SET TASK
Search the data for the string "jaar" and extract every line where it appears.

DATASET RECORDS
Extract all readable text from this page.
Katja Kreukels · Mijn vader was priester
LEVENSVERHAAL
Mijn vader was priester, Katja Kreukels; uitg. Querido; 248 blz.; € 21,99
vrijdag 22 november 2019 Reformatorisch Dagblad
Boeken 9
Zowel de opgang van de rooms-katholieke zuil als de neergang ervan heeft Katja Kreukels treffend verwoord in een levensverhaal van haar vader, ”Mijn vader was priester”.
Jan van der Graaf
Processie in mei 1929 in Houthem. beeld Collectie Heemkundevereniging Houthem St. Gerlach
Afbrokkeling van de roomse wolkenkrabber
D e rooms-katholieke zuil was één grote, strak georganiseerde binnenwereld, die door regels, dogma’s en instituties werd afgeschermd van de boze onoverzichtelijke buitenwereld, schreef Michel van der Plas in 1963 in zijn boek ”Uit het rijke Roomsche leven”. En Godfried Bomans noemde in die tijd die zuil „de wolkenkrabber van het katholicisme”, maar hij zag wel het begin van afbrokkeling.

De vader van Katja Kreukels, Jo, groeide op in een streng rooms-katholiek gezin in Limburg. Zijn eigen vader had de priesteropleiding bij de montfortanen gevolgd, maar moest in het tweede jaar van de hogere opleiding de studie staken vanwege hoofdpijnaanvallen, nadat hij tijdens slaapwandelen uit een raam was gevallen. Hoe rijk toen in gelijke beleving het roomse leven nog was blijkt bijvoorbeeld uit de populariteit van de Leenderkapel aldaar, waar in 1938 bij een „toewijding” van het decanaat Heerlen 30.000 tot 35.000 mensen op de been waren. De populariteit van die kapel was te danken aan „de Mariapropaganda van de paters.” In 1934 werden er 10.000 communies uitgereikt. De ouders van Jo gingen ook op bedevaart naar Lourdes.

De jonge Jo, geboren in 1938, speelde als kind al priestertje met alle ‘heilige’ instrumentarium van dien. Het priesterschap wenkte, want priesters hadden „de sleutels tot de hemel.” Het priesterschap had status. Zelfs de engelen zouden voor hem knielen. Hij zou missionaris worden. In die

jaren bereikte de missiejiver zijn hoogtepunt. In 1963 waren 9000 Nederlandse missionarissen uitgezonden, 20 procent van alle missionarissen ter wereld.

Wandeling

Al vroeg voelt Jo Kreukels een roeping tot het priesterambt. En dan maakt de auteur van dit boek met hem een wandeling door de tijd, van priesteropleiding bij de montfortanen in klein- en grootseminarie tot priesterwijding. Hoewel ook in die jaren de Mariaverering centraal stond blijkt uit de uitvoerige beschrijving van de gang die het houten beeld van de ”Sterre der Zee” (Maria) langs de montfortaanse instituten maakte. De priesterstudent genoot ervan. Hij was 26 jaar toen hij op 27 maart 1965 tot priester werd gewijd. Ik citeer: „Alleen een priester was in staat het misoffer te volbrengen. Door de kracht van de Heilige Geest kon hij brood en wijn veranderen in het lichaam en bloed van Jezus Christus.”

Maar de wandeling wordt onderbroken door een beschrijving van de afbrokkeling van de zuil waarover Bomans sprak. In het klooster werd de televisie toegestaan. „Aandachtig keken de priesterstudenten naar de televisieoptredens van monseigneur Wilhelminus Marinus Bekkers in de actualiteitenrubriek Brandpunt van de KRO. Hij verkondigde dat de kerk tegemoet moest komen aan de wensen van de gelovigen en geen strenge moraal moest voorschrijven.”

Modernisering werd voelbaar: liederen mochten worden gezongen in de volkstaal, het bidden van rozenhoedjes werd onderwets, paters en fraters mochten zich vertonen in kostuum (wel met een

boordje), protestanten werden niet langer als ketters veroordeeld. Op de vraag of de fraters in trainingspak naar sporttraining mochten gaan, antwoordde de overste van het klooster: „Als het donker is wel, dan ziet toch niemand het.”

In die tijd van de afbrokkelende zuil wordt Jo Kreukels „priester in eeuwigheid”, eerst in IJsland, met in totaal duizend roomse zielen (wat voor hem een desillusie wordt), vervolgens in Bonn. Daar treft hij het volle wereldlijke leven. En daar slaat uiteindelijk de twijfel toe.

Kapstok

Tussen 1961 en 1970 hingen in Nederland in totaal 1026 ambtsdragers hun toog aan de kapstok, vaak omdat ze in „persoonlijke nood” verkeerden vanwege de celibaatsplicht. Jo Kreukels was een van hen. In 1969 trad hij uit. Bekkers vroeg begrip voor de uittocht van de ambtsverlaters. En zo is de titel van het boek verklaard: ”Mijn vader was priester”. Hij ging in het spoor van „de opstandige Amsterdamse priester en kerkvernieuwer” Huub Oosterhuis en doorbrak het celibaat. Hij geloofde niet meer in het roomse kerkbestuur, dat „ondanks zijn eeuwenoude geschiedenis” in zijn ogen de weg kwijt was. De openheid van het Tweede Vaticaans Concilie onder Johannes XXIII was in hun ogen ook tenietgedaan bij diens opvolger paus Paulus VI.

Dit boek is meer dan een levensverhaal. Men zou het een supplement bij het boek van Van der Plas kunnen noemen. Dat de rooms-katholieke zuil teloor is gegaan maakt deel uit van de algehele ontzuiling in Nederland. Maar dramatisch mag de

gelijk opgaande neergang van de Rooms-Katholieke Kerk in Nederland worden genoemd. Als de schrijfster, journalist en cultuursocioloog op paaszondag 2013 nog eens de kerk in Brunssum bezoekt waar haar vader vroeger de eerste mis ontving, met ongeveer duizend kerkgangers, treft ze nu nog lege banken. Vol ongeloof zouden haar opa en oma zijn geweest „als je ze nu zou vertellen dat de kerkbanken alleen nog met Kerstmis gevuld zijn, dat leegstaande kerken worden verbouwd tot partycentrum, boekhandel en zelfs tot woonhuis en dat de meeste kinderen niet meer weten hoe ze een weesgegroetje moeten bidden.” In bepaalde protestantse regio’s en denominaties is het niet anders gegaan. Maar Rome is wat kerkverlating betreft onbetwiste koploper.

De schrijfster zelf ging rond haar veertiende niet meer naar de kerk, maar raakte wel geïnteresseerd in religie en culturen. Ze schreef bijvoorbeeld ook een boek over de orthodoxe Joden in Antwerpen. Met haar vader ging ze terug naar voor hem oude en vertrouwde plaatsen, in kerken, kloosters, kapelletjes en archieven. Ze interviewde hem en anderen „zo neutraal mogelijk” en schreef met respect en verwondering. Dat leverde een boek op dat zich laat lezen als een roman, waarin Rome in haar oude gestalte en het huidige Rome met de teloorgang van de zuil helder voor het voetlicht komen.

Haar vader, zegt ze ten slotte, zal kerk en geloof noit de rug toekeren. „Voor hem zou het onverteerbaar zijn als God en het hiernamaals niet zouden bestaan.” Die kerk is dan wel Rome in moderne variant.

* * *

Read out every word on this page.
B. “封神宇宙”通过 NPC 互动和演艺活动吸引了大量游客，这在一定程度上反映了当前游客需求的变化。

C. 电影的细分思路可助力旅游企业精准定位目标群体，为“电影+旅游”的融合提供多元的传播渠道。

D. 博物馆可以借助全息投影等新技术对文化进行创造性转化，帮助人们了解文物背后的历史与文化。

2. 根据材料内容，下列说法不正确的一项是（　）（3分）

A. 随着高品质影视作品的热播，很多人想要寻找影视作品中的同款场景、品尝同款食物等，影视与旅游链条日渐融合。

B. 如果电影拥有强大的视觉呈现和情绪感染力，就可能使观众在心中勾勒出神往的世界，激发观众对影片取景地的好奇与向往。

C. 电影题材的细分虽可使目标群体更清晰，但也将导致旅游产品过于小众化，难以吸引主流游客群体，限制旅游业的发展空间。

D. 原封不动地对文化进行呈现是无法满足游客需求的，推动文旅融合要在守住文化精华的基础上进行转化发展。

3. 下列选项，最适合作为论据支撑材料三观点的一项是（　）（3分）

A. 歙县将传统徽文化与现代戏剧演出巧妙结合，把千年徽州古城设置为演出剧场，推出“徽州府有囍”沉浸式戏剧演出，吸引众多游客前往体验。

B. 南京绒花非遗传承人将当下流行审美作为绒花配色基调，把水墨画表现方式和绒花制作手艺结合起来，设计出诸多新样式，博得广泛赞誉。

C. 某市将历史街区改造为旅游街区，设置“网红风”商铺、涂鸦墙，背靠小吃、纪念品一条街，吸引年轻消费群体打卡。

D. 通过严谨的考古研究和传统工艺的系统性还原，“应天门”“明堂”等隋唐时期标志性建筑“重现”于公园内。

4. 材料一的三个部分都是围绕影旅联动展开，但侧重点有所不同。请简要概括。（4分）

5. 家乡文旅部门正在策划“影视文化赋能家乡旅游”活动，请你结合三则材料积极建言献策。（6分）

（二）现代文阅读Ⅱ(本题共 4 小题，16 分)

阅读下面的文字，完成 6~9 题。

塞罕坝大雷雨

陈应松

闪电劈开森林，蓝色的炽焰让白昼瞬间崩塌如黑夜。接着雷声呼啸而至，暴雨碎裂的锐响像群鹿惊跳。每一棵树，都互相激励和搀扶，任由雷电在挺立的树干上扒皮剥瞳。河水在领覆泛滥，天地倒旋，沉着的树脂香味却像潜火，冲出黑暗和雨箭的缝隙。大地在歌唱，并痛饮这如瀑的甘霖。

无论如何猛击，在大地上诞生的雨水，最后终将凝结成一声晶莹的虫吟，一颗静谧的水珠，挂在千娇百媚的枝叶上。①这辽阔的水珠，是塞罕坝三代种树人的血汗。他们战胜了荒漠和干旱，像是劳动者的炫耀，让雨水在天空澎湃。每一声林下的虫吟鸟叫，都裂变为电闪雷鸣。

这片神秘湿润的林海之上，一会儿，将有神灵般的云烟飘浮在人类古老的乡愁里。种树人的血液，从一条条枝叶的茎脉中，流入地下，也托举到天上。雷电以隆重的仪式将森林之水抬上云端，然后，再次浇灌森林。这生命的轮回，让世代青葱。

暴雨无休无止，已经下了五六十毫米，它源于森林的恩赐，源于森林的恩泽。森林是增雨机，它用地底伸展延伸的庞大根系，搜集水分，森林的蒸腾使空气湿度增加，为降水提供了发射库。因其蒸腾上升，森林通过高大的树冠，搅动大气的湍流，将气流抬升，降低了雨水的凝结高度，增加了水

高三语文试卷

ANSWER TO THE EXERCISE
De vader van Katja Kreukels, Jo, groeide op in een streng rooms-katholiek gezin in Limburg. Zijn eigen vader had de priesteropleiding bij de montfortanen gevolgd, maar moest in het tweede jaar van de hogere opleiding de studie staken vanwege hoofdpijnaanvallen, nadat hij tijdens slaapwandelen uit een raam was gevallen. Hoe rijk toen in gelijke beleving het roomse leven nog was blijkt bijvoorbeeld uit de populariteit van de Leenderkapel aldaar, waar in 1938 bij een „toewijding” van het decanaat Heerlen 30.000 tot 35.000 mensen op de been waren. De populariteit van die kapel was te danken aan „de Mariapropaganda van de paters.” In 1934 werden er 10.000 communies uitgereikt. De ouders van Jo gingen ook op bedevaart naar Lourdes.
Al vroeg voelt Jo Kreukels een roeping tot het priesterambt. En dan maakt de auteur van dit boek met hem een wandeling door de tijd, van priesteropleiding bij de montfortanen in klein- en grootseminarie tot priesterwijding. Hoewel ook in die jaren de Mariaverering centraal stond blijkt uit de uitvoerige beschrijving van de gang die het houten beeld van de ”Sterre der Zee” (Maria) langs de montfortaanse instituten maakte. De priesterstudent genoot ervan. Hij was 26 jaar toen hij op 27 maart 1965 tot priester werd gewijd. Ik citeer: „Alleen een priester was in staat het misoffer te volbrengen. Door de kracht van de Heilige Geest kon hij brood en wijn veranderen in het lichaam en bloed van Jezus Christus.”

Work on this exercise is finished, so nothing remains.